MATERIAL TO PROCESS:
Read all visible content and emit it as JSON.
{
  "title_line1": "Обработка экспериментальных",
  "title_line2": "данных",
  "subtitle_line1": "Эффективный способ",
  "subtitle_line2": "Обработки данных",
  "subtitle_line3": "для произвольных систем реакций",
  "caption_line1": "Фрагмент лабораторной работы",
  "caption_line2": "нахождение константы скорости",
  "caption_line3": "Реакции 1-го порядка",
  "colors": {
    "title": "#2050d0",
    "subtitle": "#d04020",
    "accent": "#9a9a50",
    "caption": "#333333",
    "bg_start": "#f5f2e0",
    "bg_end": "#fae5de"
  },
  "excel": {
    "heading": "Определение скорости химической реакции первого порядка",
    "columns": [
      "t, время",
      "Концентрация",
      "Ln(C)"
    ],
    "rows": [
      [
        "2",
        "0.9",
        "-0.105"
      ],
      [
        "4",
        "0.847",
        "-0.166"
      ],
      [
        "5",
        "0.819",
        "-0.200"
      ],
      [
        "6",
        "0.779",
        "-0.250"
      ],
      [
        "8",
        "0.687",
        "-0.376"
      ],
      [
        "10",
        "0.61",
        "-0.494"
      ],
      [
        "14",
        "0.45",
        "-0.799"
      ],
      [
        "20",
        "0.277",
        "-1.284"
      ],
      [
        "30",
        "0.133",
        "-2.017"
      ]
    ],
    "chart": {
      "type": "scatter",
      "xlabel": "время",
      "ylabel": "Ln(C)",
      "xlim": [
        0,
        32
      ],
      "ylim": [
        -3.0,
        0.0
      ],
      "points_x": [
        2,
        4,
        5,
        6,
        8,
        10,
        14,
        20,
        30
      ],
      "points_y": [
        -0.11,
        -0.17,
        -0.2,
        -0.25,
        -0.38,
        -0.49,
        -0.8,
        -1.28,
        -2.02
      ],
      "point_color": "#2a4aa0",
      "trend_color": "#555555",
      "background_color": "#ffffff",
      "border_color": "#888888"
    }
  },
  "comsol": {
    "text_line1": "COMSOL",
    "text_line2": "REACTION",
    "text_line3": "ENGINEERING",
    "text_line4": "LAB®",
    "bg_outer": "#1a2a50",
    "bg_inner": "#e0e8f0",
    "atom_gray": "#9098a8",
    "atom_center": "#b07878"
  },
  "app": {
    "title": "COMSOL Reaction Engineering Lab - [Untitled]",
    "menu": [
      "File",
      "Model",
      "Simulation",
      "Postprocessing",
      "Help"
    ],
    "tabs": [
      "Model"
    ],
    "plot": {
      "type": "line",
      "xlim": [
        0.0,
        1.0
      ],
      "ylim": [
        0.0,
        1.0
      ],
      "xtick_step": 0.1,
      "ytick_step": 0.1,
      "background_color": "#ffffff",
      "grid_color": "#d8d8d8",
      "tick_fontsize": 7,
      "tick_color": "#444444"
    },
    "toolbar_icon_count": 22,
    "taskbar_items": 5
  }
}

--

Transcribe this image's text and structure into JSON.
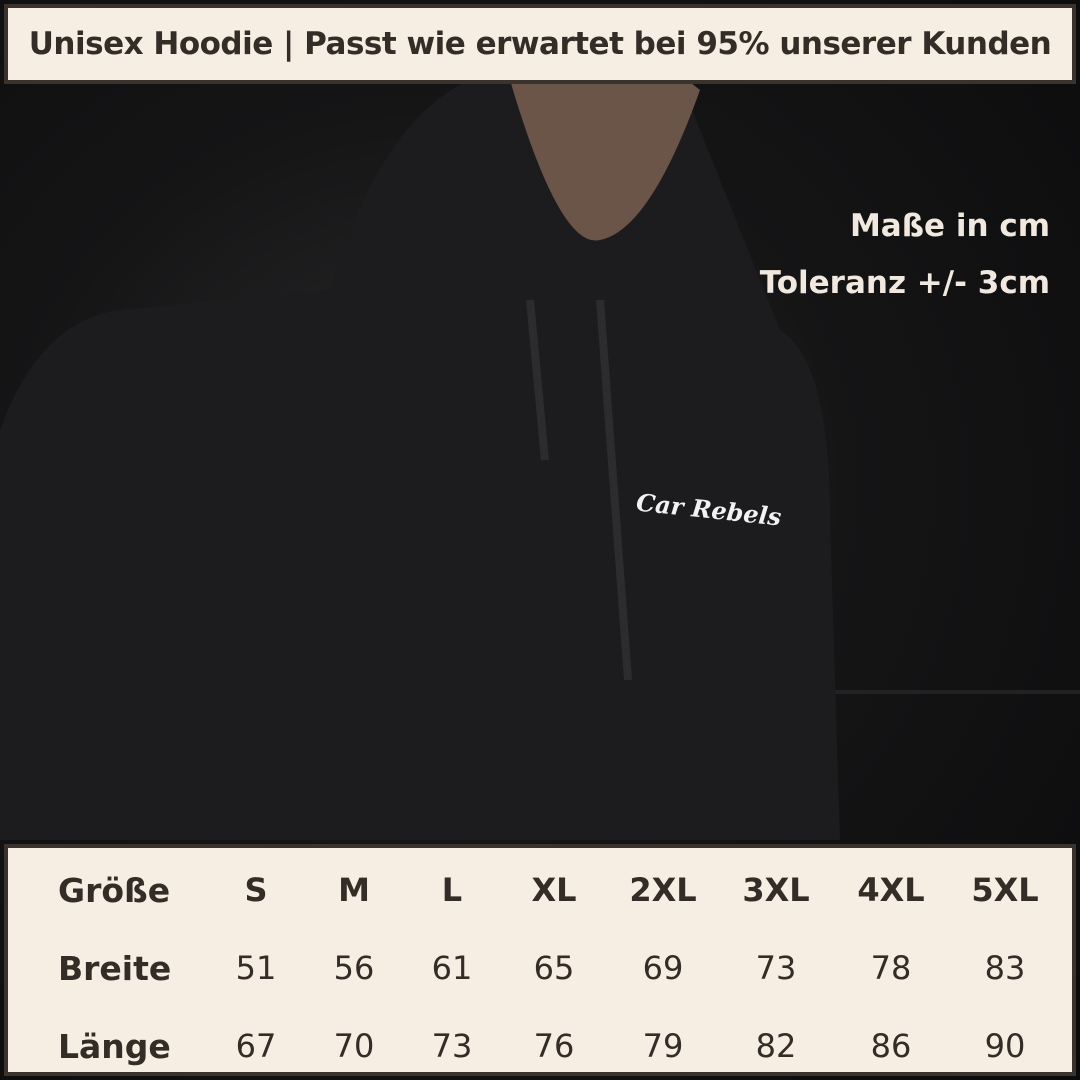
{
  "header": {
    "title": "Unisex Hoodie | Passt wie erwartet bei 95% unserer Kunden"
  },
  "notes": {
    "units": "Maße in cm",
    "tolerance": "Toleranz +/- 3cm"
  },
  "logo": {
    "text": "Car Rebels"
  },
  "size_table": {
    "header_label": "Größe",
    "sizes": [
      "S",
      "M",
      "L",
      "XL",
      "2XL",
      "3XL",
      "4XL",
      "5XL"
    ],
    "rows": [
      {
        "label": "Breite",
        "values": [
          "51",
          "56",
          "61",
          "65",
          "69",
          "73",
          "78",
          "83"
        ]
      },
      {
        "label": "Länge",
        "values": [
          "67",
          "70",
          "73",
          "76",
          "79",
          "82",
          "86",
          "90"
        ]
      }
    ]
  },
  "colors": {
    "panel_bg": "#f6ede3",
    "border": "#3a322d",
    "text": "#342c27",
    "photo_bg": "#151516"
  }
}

TASK DIRECTIONS: Count the lines that hold the string "порядка", and reply with that number alone.

EXPECTED ANSWER: 2